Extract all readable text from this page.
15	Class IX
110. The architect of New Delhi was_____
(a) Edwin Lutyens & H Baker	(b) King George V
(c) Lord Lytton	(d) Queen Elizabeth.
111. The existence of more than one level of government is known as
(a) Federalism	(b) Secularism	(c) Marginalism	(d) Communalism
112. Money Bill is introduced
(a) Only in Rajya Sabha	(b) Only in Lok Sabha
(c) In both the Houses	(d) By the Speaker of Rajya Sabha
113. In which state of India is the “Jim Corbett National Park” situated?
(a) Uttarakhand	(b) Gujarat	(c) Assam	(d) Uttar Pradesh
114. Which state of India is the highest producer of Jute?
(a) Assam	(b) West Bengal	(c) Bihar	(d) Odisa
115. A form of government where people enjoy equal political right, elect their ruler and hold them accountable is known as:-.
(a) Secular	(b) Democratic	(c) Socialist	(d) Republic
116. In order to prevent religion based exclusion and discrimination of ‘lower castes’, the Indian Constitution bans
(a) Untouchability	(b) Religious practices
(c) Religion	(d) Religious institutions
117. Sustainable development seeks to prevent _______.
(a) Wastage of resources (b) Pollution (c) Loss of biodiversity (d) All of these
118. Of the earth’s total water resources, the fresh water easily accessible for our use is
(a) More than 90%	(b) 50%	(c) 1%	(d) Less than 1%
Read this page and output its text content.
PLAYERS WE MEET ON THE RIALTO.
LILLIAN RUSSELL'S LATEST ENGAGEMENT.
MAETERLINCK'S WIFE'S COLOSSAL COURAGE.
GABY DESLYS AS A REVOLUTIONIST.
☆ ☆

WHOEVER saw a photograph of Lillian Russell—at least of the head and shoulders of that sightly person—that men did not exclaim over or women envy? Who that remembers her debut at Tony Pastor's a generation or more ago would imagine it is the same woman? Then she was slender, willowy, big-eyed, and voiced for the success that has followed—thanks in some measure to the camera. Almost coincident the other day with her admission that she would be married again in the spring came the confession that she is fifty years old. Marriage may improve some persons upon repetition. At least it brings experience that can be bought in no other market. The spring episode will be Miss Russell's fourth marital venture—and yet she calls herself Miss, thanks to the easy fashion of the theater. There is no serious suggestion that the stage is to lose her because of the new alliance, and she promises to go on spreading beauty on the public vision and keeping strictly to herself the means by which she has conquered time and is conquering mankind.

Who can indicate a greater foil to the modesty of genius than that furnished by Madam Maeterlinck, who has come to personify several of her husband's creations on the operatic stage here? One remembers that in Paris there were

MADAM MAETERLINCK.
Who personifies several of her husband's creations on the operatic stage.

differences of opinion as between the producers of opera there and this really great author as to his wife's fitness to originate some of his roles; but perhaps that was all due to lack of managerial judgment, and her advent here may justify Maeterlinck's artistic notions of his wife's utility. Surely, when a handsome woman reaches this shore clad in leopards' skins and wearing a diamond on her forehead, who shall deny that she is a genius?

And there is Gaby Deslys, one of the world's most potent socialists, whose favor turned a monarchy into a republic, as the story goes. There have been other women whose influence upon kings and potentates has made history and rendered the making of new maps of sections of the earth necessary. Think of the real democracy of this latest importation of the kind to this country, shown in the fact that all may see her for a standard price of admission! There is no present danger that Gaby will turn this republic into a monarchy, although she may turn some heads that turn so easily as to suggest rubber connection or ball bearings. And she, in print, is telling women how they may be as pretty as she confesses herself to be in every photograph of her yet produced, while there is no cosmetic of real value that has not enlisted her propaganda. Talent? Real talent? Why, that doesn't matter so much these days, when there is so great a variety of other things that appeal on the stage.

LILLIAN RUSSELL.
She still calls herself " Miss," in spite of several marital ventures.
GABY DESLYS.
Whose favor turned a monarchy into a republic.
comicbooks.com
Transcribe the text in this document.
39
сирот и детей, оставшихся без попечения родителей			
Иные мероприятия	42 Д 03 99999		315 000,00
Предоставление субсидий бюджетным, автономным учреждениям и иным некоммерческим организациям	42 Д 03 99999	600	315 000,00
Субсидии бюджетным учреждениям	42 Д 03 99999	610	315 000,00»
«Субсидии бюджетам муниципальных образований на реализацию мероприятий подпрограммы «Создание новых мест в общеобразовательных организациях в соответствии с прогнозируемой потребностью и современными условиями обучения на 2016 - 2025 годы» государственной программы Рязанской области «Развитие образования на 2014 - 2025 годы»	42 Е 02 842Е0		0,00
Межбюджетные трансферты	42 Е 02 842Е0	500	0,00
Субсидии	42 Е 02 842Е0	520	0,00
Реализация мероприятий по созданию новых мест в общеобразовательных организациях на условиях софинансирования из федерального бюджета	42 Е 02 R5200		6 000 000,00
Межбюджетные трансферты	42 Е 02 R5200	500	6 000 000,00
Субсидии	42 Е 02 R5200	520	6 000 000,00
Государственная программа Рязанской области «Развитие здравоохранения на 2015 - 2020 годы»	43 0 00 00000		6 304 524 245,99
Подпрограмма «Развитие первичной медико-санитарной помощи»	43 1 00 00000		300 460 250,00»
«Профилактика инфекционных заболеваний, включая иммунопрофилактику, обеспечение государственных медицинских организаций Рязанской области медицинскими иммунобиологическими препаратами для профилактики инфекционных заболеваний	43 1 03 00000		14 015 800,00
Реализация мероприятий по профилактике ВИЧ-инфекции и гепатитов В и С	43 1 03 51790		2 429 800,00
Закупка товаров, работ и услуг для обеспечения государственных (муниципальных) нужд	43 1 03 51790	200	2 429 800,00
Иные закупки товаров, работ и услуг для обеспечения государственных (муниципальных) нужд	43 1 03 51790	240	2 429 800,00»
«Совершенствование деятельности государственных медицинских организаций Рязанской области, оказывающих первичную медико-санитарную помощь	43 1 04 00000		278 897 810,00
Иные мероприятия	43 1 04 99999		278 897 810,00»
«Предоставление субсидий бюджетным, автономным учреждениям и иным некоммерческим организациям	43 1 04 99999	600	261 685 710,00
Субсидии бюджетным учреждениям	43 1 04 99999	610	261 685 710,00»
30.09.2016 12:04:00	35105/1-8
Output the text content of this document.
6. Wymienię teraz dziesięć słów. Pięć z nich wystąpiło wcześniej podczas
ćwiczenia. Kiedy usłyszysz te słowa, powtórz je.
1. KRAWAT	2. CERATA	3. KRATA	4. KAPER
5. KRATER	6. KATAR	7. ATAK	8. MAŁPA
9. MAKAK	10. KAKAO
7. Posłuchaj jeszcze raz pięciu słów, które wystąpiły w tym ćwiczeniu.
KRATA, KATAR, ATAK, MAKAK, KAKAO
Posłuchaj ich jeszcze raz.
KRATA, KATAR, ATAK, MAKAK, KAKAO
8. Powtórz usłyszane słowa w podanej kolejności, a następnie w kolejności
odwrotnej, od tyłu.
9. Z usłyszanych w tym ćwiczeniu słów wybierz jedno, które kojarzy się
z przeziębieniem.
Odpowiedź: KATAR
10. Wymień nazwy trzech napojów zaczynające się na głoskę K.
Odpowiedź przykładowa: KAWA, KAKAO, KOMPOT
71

▸ **PROMPT**:
Return all of the above records exactly, leaving no line out.

▸ **CORRECT ANSWER**:
Extract all readable text from this page.
15	Class IX
110. The architect of New Delhi was_____
(a) Edwin Lutyens & H Baker	(b) King George V
(c) Lord Lytton	(d) Queen Elizabeth.
111. The existence of more than one level of government is known as
(a) Federalism	(b) Secularism	(c) Marginalism	(d) Communalism
112. Money Bill is introduced
(a) Only in Rajya Sabha	(b) Only in Lok Sabha
(c) In both the Houses	(d) By the Speaker of Rajya Sabha
113. In which state of India is the “Jim Corbett National Park” situated?
(a) Uttarakhand	(b) Gujarat	(c) Assam	(d) Uttar Pradesh
114. Which state of India is the highest producer of Jute?
(a) Assam	(b) West Bengal	(c) Bihar	(d) Odisa
115. A form of government where people enjoy equal political right, elect their ruler and hold them accountable is known as:-.
(a) Secular	(b) Democratic	(c) Socialist	(d) Republic
116. In order to prevent religion based exclusion and discrimination of ‘lower castes’, the Indian Constitution bans
(a) Untouchability	(b) Religious practices
(c) Religion	(d) Religious institutions
117. Sustainable development seeks to prevent _______.
(a) Wastage of resources (b) Pollution (c) Loss of biodiversity (d) All of these
118. Of the earth’s total water resources, the fresh water easily accessible for our use is
(a) More than 90%	(b) 50%	(c) 1%	(d) Less than 1%
Read this page and output its text content.
PLAYERS WE MEET ON THE RIALTO.
LILLIAN RUSSELL'S LATEST ENGAGEMENT.
MAETERLINCK'S WIFE'S COLOSSAL COURAGE.
GABY DESLYS AS A REVOLUTIONIST.
☆ ☆

WHOEVER saw a photograph of Lillian Russell—at least of the head and shoulders of that sightly person—that men did not exclaim over or women envy? Who that remembers her debut at Tony Pastor's a generation or more ago would imagine it is the same woman? Then she was slender, willowy, big-eyed, and voiced for the success that has followed—thanks in some measure to the camera. Almost coincident the other day with her admission that she would be married again in the spring came the confession that she is fifty years old. Marriage may improve some persons upon repetition. At least it brings experience that can be bought in no other market. The spring episode will be Miss Russell's fourth marital venture—and yet she calls herself Miss, thanks to the easy fashion of the theater. There is no serious suggestion that the stage is to lose her because of the new alliance, and she promises to go on spreading beauty on the public vision and keeping strictly to herself the means by which she has conquered time and is conquering mankind.

Who can indicate a greater foil to the modesty of genius than that furnished by Madam Maeterlinck, who has come to personify several of her husband's creations on the operatic stage here? One remembers that in Paris there were

MADAM MAETERLINCK.
Who personifies several of her husband's creations on the operatic stage.

differences of opinion as between the producers of opera there and this really great author as to his wife's fitness to originate some of his roles; but perhaps that was all due to lack of managerial judgment, and her advent here may justify Maeterlinck's artistic notions of his wife's utility. Surely, when a handsome woman reaches this shore clad in leopards' skins and wearing a diamond on her forehead, who shall deny that she is a genius?

And there is Gaby Deslys, one of the world's most potent socialists, whose favor turned a monarchy into a republic, as the story goes. There have been other women whose influence upon kings and potentates has made history and rendered the making of new maps of sections of the earth necessary. Think of the real democracy of this latest importation of the kind to this country, shown in the fact that all may see her for a standard price of admission! There is no present danger that Gaby will turn this republic into a monarchy, although she may turn some heads that turn so easily as to suggest rubber connection or ball bearings. And she, in print, is telling women how they may be as pretty as she confesses herself to be in every photograph of her yet produced, while there is no cosmetic of real value that has not enlisted her propaganda. Talent? Real talent? Why, that doesn't matter so much these days, when there is so great a variety of other things that appeal on the stage.

LILLIAN RUSSELL.
She still calls herself " Miss," in spite of several marital ventures.
GABY DESLYS.
Whose favor turned a monarchy into a republic.
comicbooks.com
Transcribe the text in this document.
39
сирот и детей, оставшихся без попечения родителей			
Иные мероприятия	42 Д 03 99999		315 000,00
Предоставление субсидий бюджетным, автономным учреждениям и иным некоммерческим организациям	42 Д 03 99999	600	315 000,00
Субсидии бюджетным учреждениям	42 Д 03 99999	610	315 000,00»
«Субсидии бюджетам муниципальных образований на реализацию мероприятий подпрограммы «Создание новых мест в общеобразовательных организациях в соответствии с прогнозируемой потребностью и современными условиями обучения на 2016 - 2025 годы» государственной программы Рязанской области «Развитие образования на 2014 - 2025 годы»	42 Е 02 842Е0		0,00
Межбюджетные трансферты	42 Е 02 842Е0	500	0,00
Субсидии	42 Е 02 842Е0	520	0,00
Реализация мероприятий по созданию новых мест в общеобразовательных организациях на условиях софинансирования из федерального бюджета	42 Е 02 R5200		6 000 000,00
Межбюджетные трансферты	42 Е 02 R5200	500	6 000 000,00
Субсидии	42 Е 02 R5200	520	6 000 000,00
Государственная программа Рязанской области «Развитие здравоохранения на 2015 - 2020 годы»	43 0 00 00000		6 304 524 245,99
Подпрограмма «Развитие первичной медико-санитарной помощи»	43 1 00 00000		300 460 250,00»
«Профилактика инфекционных заболеваний, включая иммунопрофилактику, обеспечение государственных медицинских организаций Рязанской области медицинскими иммунобиологическими препаратами для профилактики инфекционных заболеваний	43 1 03 00000		14 015 800,00
Реализация мероприятий по профилактике ВИЧ-инфекции и гепатитов В и С	43 1 03 51790		2 429 800,00
Закупка товаров, работ и услуг для обеспечения государственных (муниципальных) нужд	43 1 03 51790	200	2 429 800,00
Иные закупки товаров, работ и услуг для обеспечения государственных (муниципальных) нужд	43 1 03 51790	240	2 429 800,00»
«Совершенствование деятельности государственных медицинских организаций Рязанской области, оказывающих первичную медико-санитарную помощь	43 1 04 00000		278 897 810,00
Иные мероприятия	43 1 04 99999		278 897 810,00»
«Предоставление субсидий бюджетным, автономным учреждениям и иным некоммерческим организациям	43 1 04 99999	600	261 685 710,00
Субсидии бюджетным учреждениям	43 1 04 99999	610	261 685 710,00»
30.09.2016 12:04:00	35105/1-8
Output the text content of this document.
6. Wymienię teraz dziesięć słów. Pięć z nich wystąpiło wcześniej podczas
ćwiczenia. Kiedy usłyszysz te słowa, powtórz je.
1. KRAWAT	2. CERATA	3. KRATA	4. KAPER
5. KRATER	6. KATAR	7. ATAK	8. MAŁPA
9. MAKAK	10. KAKAO
7. Posłuchaj jeszcze raz pięciu słów, które wystąpiły w tym ćwiczeniu.
KRATA, KATAR, ATAK, MAKAK, KAKAO
Posłuchaj ich jeszcze raz.
KRATA, KATAR, ATAK, MAKAK, KAKAO
8. Powtórz usłyszane słowa w podanej kolejności, a następnie w kolejności
odwrotnej, od tyłu.
9. Z usłyszanych w tym ćwiczeniu słów wybierz jedno, które kojarzy się
z przeziębieniem.
Odpowiedź: KATAR
10. Wymień nazwy trzech napojów zaczynające się na głoskę K.
Odpowiedź przykładowa: KAWA, KAKAO, KOMPOT
71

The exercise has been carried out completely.